What is expected — Find each line with the string "this" and report it.

## START

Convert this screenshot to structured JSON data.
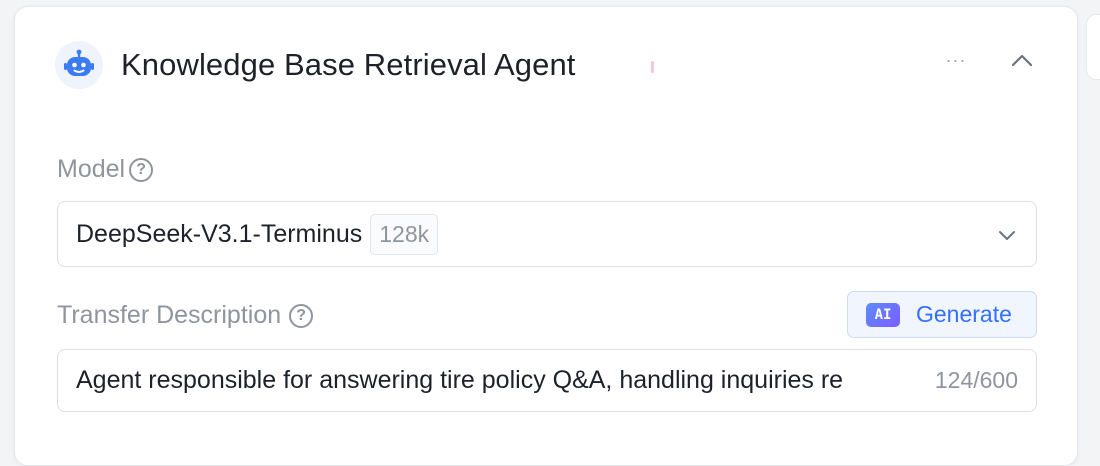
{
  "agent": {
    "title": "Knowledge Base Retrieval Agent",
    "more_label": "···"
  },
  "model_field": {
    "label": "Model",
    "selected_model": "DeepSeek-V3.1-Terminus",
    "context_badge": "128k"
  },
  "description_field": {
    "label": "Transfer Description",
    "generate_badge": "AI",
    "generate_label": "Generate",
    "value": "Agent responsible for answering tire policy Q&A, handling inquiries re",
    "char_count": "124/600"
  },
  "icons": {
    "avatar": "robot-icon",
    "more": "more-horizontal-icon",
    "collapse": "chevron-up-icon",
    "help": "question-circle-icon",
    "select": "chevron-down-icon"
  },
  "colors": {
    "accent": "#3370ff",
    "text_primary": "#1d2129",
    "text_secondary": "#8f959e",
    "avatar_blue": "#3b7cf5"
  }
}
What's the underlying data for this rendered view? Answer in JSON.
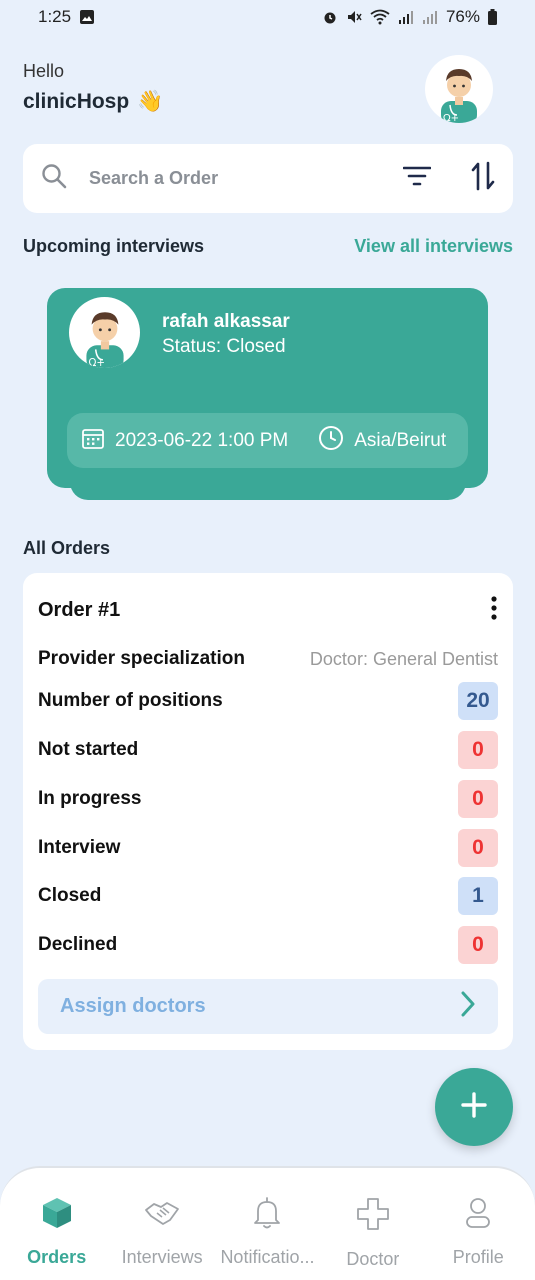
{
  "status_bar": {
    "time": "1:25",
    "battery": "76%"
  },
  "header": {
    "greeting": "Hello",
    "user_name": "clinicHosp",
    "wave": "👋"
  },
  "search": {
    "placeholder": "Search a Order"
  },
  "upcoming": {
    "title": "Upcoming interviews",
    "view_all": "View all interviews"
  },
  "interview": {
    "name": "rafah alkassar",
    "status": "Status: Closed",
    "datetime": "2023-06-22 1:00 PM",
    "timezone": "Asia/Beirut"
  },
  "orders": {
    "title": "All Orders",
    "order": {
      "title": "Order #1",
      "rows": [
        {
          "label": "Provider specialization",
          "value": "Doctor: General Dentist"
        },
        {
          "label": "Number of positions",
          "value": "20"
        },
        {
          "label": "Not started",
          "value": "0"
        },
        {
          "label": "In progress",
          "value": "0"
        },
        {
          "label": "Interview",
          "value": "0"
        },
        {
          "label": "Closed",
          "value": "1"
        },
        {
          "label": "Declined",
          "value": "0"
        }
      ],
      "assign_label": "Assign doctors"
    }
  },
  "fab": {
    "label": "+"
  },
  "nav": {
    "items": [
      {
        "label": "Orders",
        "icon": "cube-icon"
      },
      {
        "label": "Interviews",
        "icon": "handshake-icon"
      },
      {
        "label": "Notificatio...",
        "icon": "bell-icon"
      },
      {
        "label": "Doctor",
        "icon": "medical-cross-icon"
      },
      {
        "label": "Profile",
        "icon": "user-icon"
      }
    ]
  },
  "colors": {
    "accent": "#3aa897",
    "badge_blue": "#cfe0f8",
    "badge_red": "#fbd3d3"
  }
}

## END
## START

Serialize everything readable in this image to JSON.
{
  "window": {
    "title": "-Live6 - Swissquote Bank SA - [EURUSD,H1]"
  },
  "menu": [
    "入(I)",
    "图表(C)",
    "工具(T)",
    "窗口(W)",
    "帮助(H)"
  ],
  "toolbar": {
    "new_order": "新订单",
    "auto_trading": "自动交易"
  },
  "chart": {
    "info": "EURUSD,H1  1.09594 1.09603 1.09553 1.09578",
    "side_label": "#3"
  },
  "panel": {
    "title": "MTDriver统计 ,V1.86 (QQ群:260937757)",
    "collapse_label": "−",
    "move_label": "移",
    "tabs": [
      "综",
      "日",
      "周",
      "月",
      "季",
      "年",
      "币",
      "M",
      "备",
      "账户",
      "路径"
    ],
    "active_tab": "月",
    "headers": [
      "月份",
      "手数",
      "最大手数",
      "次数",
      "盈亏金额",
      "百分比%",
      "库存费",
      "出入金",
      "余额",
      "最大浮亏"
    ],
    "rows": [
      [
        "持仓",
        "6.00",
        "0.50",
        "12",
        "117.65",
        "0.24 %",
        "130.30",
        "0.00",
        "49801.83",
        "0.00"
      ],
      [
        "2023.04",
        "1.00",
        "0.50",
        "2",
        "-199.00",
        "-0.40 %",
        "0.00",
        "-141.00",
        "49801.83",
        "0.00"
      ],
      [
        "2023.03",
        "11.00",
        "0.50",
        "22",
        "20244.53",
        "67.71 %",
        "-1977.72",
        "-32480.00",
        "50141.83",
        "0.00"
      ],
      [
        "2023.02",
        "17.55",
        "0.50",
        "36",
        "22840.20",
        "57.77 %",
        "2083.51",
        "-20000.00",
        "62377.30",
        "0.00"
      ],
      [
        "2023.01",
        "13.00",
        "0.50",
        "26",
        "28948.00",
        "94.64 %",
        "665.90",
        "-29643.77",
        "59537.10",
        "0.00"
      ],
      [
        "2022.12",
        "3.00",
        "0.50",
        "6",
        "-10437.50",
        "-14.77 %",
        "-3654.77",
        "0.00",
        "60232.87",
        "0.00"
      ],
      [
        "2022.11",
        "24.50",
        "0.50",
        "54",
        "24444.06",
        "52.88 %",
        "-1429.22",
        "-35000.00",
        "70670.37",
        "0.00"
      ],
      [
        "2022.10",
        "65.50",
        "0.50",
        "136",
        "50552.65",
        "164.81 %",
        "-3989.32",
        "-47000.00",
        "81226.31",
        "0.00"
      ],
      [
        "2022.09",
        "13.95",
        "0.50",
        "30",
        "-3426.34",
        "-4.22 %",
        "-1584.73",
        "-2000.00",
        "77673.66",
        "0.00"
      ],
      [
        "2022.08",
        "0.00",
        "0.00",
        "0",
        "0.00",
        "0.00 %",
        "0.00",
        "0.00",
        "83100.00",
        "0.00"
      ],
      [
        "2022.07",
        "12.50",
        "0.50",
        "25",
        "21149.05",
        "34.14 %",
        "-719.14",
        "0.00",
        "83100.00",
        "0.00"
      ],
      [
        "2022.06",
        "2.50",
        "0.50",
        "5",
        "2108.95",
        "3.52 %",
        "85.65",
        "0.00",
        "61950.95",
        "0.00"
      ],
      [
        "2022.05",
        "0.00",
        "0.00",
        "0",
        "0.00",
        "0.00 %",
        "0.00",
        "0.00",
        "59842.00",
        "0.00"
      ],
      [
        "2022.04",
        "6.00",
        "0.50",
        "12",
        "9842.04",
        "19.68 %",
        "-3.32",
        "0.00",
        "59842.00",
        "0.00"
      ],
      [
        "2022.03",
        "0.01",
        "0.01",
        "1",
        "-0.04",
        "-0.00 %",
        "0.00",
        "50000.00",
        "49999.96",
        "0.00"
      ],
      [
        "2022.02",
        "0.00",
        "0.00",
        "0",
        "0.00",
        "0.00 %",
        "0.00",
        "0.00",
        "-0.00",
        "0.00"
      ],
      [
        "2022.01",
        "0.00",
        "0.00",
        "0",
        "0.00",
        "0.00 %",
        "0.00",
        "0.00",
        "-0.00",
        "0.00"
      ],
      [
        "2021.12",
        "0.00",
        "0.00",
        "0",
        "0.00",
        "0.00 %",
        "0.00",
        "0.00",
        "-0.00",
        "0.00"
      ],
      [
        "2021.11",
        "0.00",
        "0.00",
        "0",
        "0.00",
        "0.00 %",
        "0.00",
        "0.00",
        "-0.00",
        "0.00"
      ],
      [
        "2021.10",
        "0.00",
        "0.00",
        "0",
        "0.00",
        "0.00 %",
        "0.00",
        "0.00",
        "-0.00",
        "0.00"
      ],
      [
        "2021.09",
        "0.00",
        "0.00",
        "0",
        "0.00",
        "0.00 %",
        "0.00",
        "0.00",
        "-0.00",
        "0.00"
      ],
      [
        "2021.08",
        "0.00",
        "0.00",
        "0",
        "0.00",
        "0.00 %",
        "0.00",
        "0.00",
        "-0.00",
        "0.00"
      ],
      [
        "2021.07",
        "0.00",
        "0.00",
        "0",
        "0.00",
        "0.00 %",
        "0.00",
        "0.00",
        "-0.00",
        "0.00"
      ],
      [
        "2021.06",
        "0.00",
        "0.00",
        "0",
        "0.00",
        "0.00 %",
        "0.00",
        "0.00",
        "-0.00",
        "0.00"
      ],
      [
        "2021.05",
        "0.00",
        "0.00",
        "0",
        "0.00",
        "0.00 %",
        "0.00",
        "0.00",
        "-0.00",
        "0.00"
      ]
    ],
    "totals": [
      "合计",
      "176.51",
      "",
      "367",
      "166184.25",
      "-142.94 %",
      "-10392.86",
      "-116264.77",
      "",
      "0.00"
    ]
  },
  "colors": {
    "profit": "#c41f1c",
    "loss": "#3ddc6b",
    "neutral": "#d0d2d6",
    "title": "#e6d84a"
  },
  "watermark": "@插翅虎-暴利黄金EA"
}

## END

Result below —
Convert this screenshot to structured JSON data.
What's the underlying data for this rendered view? Answer in JSON.
Serialize everything readable in this image to JSON.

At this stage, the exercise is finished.